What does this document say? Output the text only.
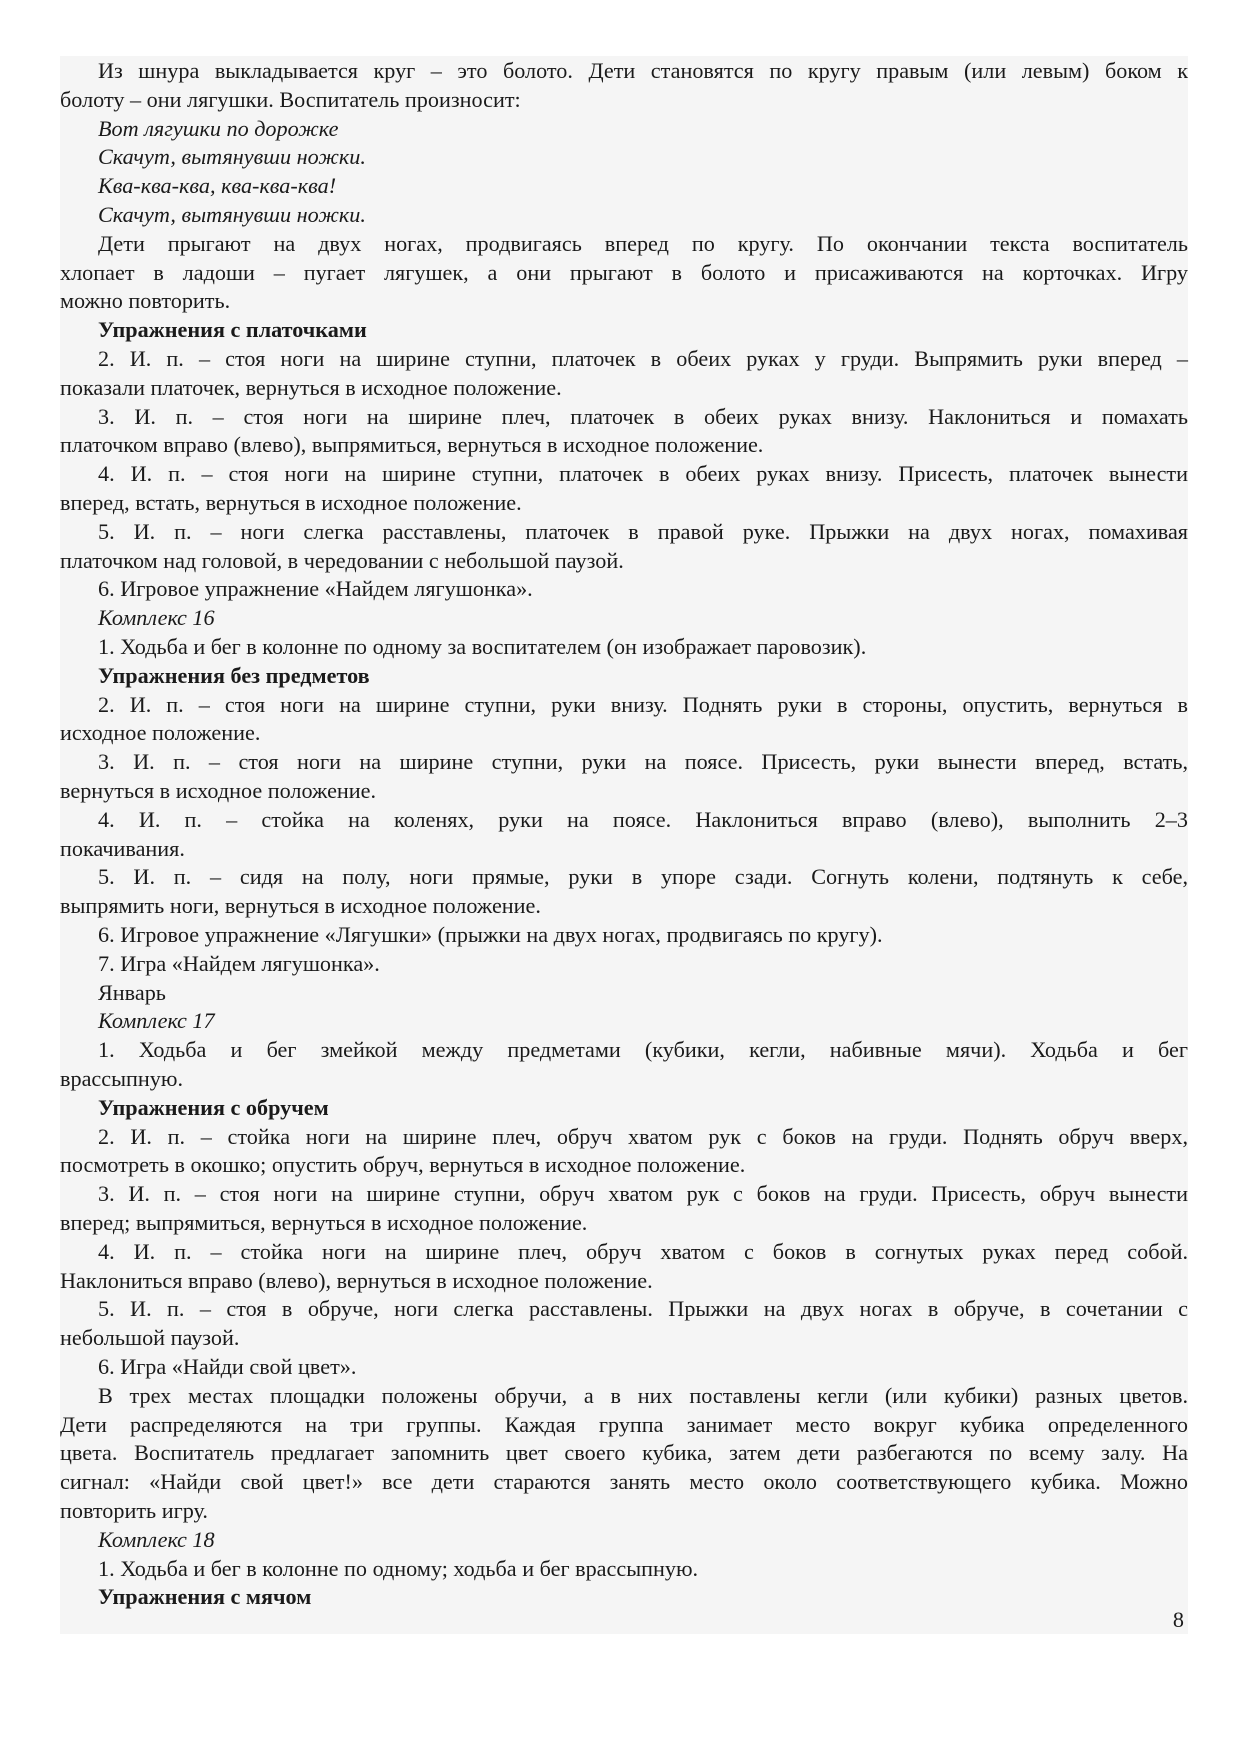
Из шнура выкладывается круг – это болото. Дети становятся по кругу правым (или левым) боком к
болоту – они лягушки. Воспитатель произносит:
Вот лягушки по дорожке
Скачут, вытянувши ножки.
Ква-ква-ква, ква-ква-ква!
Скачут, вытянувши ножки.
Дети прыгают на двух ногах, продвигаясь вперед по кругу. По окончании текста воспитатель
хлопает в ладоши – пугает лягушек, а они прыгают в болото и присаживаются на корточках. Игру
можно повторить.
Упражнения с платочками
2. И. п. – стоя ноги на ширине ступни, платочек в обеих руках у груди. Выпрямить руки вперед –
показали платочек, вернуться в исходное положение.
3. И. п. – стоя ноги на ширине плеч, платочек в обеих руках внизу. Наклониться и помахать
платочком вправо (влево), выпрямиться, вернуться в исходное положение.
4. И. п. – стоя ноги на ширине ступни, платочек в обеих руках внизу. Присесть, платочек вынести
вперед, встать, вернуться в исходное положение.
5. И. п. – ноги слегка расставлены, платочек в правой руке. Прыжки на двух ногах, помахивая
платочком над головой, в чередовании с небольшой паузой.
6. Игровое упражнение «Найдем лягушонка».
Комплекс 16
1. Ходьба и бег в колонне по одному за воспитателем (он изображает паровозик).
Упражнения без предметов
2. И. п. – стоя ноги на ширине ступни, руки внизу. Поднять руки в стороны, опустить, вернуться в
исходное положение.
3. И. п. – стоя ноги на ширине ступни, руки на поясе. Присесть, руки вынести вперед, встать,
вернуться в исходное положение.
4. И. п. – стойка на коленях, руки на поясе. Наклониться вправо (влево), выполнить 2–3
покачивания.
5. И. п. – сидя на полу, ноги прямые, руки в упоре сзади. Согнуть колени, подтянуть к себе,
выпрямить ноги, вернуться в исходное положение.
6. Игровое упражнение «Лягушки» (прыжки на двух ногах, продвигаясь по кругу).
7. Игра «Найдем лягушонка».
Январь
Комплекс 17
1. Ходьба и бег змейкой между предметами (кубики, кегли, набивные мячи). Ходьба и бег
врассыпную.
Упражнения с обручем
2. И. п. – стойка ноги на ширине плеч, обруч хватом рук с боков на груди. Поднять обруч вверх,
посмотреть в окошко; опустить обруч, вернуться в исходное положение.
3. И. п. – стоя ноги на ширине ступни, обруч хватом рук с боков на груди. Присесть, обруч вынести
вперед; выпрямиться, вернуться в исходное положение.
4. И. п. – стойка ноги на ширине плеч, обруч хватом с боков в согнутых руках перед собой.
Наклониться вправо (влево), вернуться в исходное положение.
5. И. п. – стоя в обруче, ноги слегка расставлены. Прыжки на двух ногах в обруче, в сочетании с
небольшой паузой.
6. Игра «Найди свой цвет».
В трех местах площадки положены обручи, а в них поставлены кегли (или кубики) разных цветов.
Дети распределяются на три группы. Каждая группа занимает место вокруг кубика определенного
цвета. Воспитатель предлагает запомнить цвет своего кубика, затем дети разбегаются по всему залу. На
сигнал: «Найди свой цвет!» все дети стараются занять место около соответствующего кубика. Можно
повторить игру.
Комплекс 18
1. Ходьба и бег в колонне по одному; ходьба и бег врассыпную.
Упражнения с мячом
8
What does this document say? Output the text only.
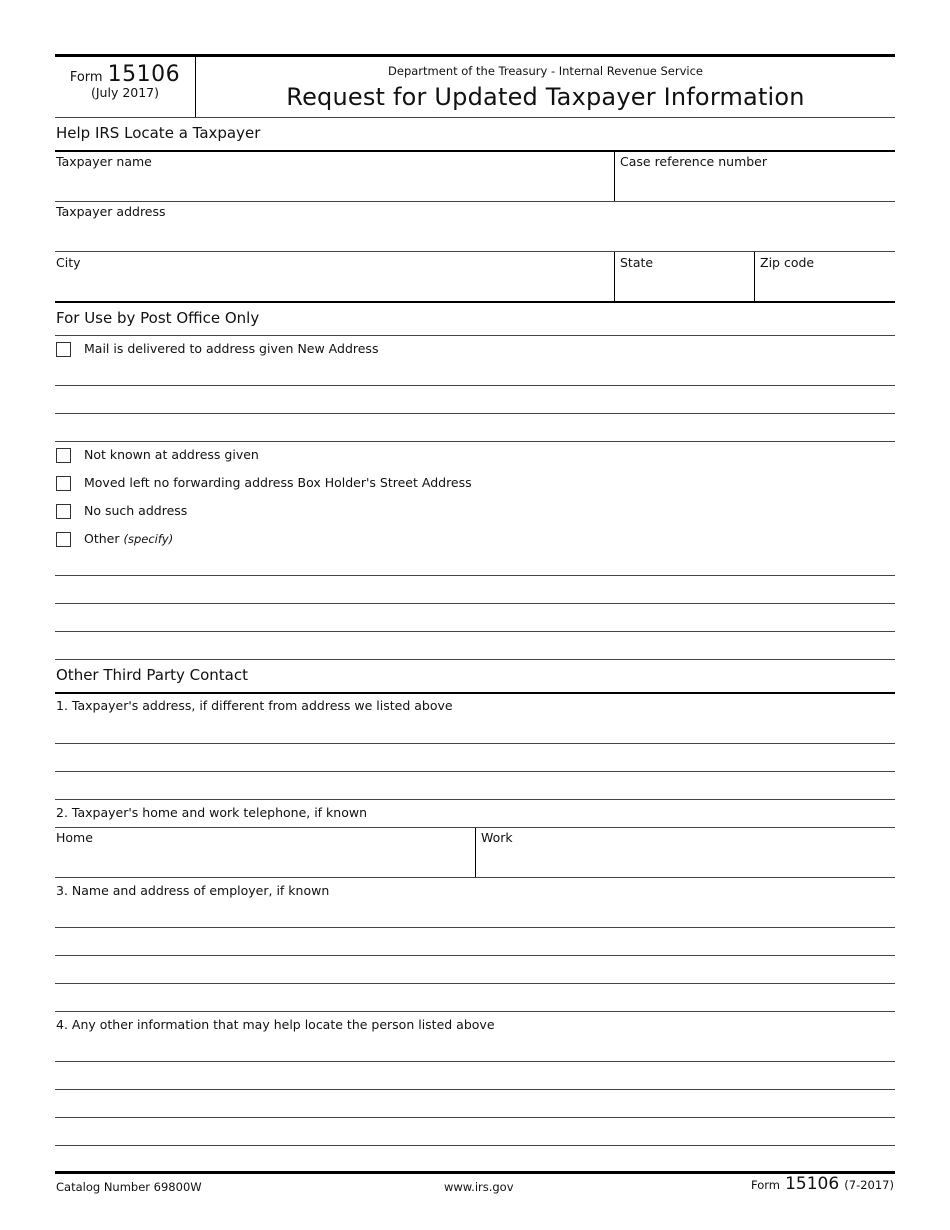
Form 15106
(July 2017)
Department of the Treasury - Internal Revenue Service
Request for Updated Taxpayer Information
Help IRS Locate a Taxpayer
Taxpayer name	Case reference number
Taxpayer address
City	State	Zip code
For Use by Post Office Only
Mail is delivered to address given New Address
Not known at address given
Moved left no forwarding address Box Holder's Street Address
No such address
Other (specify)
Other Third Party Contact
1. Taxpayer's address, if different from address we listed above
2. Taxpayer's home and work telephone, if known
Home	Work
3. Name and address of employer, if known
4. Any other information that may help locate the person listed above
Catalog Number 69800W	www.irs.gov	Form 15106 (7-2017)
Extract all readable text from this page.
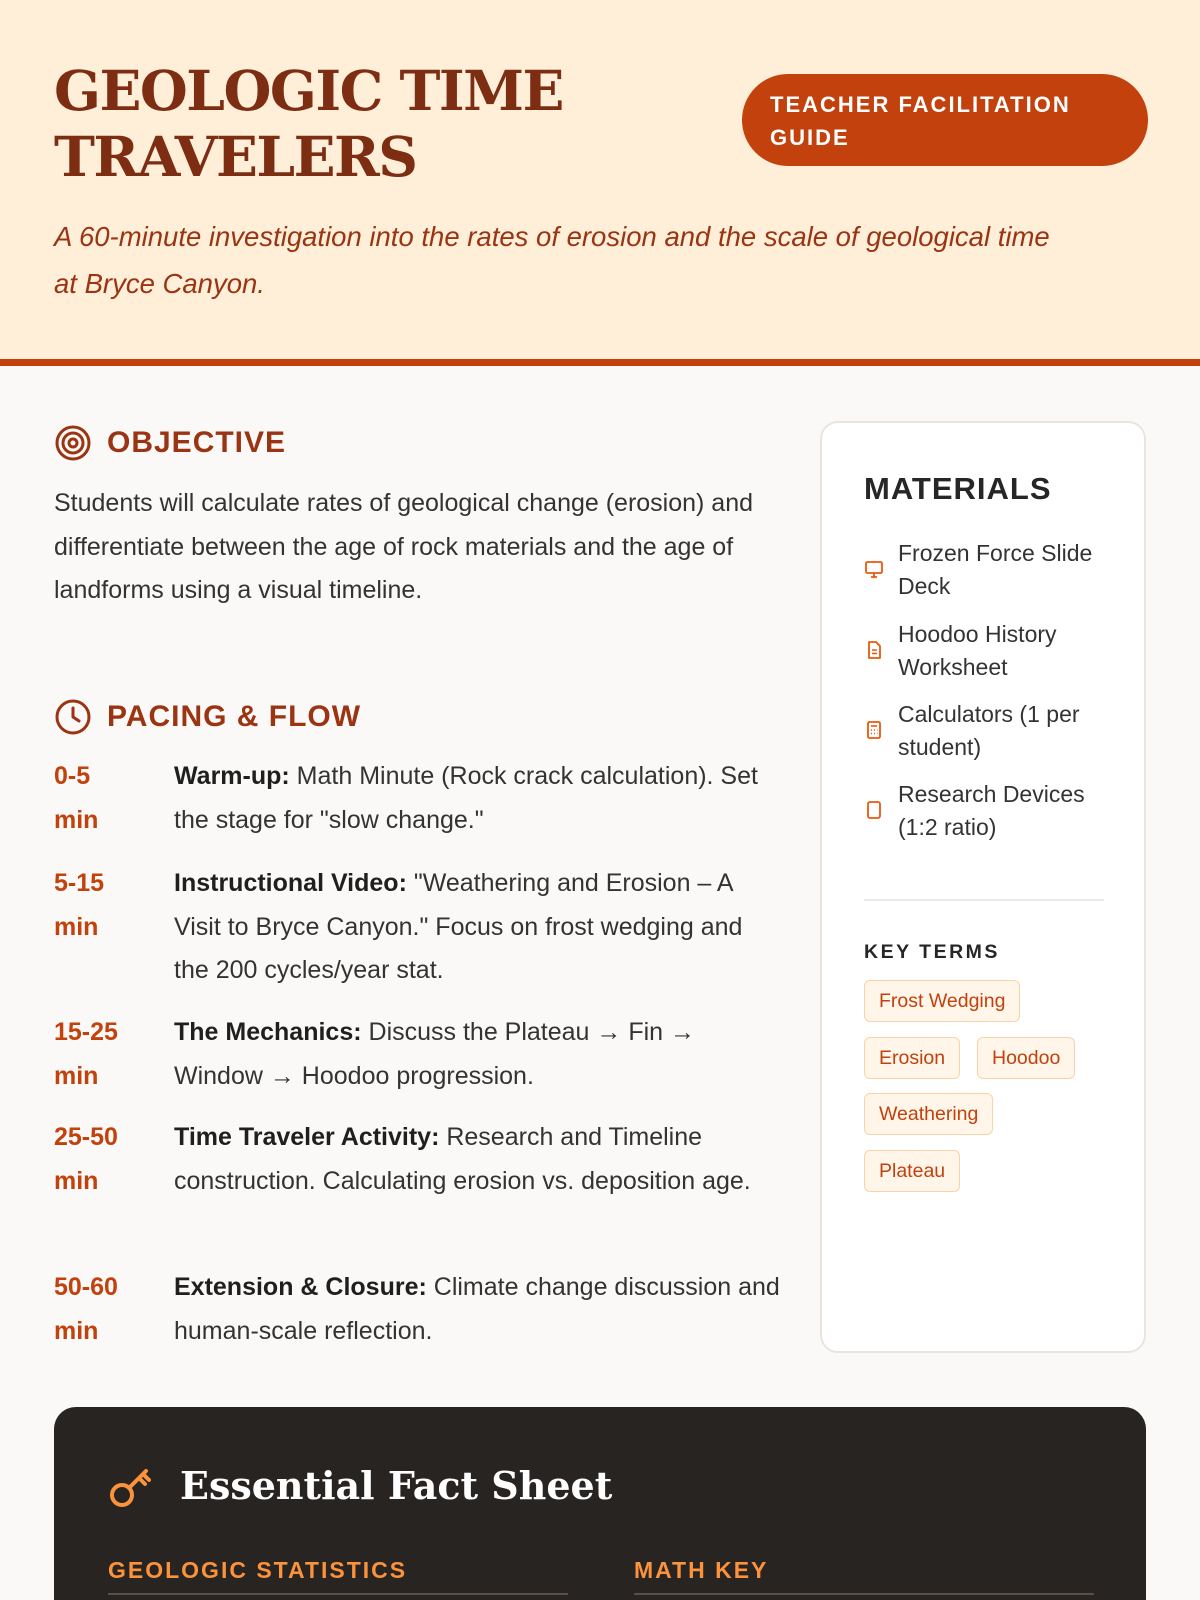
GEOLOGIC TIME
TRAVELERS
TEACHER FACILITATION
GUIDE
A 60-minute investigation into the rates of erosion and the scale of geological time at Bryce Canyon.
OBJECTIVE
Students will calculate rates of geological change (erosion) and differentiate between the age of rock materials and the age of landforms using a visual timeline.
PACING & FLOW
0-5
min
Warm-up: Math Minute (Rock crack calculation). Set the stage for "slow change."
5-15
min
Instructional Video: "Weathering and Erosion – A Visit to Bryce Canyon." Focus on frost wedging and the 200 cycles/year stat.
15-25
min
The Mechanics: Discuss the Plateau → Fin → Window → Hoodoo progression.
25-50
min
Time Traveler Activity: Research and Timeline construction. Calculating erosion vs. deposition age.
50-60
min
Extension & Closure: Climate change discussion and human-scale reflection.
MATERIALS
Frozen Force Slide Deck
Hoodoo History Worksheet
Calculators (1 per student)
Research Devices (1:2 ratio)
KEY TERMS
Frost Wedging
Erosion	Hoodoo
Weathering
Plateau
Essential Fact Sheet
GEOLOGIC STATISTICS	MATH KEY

> **Stated task**
Print each record exactly as it stands, leaving the images out.

> **Result for this task**
What does this document say? Output the text only.
Из шнура выкладывается круг – это болото. Дети становятся по кругу правым (или левым) боком к
болоту – они лягушки. Воспитатель произносит:
Вот лягушки по дорожке
Скачут, вытянувши ножки.
Ква-ква-ква, ква-ква-ква!
Скачут, вытянувши ножки.
Дети прыгают на двух ногах, продвигаясь вперед по кругу. По окончании текста воспитатель
хлопает в ладоши – пугает лягушек, а они прыгают в болото и присаживаются на корточках. Игру
можно повторить.
Упражнения с платочками
2. И. п. – стоя ноги на ширине ступни, платочек в обеих руках у груди. Выпрямить руки вперед –
показали платочек, вернуться в исходное положение.
3. И. п. – стоя ноги на ширине плеч, платочек в обеих руках внизу. Наклониться и помахать
платочком вправо (влево), выпрямиться, вернуться в исходное положение.
4. И. п. – стоя ноги на ширине ступни, платочек в обеих руках внизу. Присесть, платочек вынести
вперед, встать, вернуться в исходное положение.
5. И. п. – ноги слегка расставлены, платочек в правой руке. Прыжки на двух ногах, помахивая
платочком над головой, в чередовании с небольшой паузой.
6. Игровое упражнение «Найдем лягушонка».
Комплекс 16
1. Ходьба и бег в колонне по одному за воспитателем (он изображает паровозик).
Упражнения без предметов
2. И. п. – стоя ноги на ширине ступни, руки внизу. Поднять руки в стороны, опустить, вернуться в
исходное положение.
3. И. п. – стоя ноги на ширине ступни, руки на поясе. Присесть, руки вынести вперед, встать,
вернуться в исходное положение.
4. И. п. – стойка на коленях, руки на поясе. Наклониться вправо (влево), выполнить 2–3
покачивания.
5. И. п. – сидя на полу, ноги прямые, руки в упоре сзади. Согнуть колени, подтянуть к себе,
выпрямить ноги, вернуться в исходное положение.
6. Игровое упражнение «Лягушки» (прыжки на двух ногах, продвигаясь по кругу).
7. Игра «Найдем лягушонка».
Январь
Комплекс 17
1. Ходьба и бег змейкой между предметами (кубики, кегли, набивные мячи). Ходьба и бег
врассыпную.
Упражнения с обручем
2. И. п. – стойка ноги на ширине плеч, обруч хватом рук с боков на груди. Поднять обруч вверх,
посмотреть в окошко; опустить обруч, вернуться в исходное положение.
3. И. п. – стоя ноги на ширине ступни, обруч хватом рук с боков на груди. Присесть, обруч вынести
вперед; выпрямиться, вернуться в исходное положение.
4. И. п. – стойка ноги на ширине плеч, обруч хватом с боков в согнутых руках перед собой.
Наклониться вправо (влево), вернуться в исходное положение.
5. И. п. – стоя в обруче, ноги слегка расставлены. Прыжки на двух ногах в обруче, в сочетании с
небольшой паузой.
6. Игра «Найди свой цвет».
В трех местах площадки положены обручи, а в них поставлены кегли (или кубики) разных цветов.
Дети распределяются на три группы. Каждая группа занимает место вокруг кубика определенного
цвета. Воспитатель предлагает запомнить цвет своего кубика, затем дети разбегаются по всему залу. На
сигнал: «Найди свой цвет!» все дети стараются занять место около соответствующего кубика. Можно
повторить игру.
Комплекс 18
1. Ходьба и бег в колонне по одному; ходьба и бег врассыпную.
Упражнения с мячом
8
What does this document say? Output the text only.
Form 15106
(July 2017)
Department of the Treasury - Internal Revenue Service
Request for Updated Taxpayer Information
Help IRS Locate a Taxpayer
Taxpayer name	Case reference number
Taxpayer address
City	State	Zip code
For Use by Post Office Only
Mail is delivered to address given New Address
Not known at address given
Moved left no forwarding address Box Holder's Street Address
No such address
Other (specify)
Other Third Party Contact
1. Taxpayer's address, if different from address we listed above
2. Taxpayer's home and work telephone, if known
Home	Work
3. Name and address of employer, if known
4. Any other information that may help locate the person listed above
Catalog Number 69800W	www.irs.gov	Form 15106 (7-2017)
Extract all readable text from this page.
GEOLOGIC TIME
TRAVELERS
TEACHER FACILITATION
GUIDE
A 60-minute investigation into the rates of erosion and the scale of geological time at Bryce Canyon.
OBJECTIVE
Students will calculate rates of geological change (erosion) and differentiate between the age of rock materials and the age of landforms using a visual timeline.
PACING & FLOW
0-5
min
Warm-up: Math Minute (Rock crack calculation). Set the stage for "slow change."
5-15
min
Instructional Video: "Weathering and Erosion – A Visit to Bryce Canyon." Focus on frost wedging and the 200 cycles/year stat.
15-25
min
The Mechanics: Discuss the Plateau → Fin → Window → Hoodoo progression.
25-50
min
Time Traveler Activity: Research and Timeline construction. Calculating erosion vs. deposition age.
50-60
min
Extension & Closure: Climate change discussion and human-scale reflection.
MATERIALS
Frozen Force Slide Deck
Hoodoo History Worksheet
Calculators (1 per student)
Research Devices (1:2 ratio)
KEY TERMS
Frost Wedging
Erosion	Hoodoo
Weathering
Plateau
Essential Fact Sheet
GEOLOGIC STATISTICS	MATH KEY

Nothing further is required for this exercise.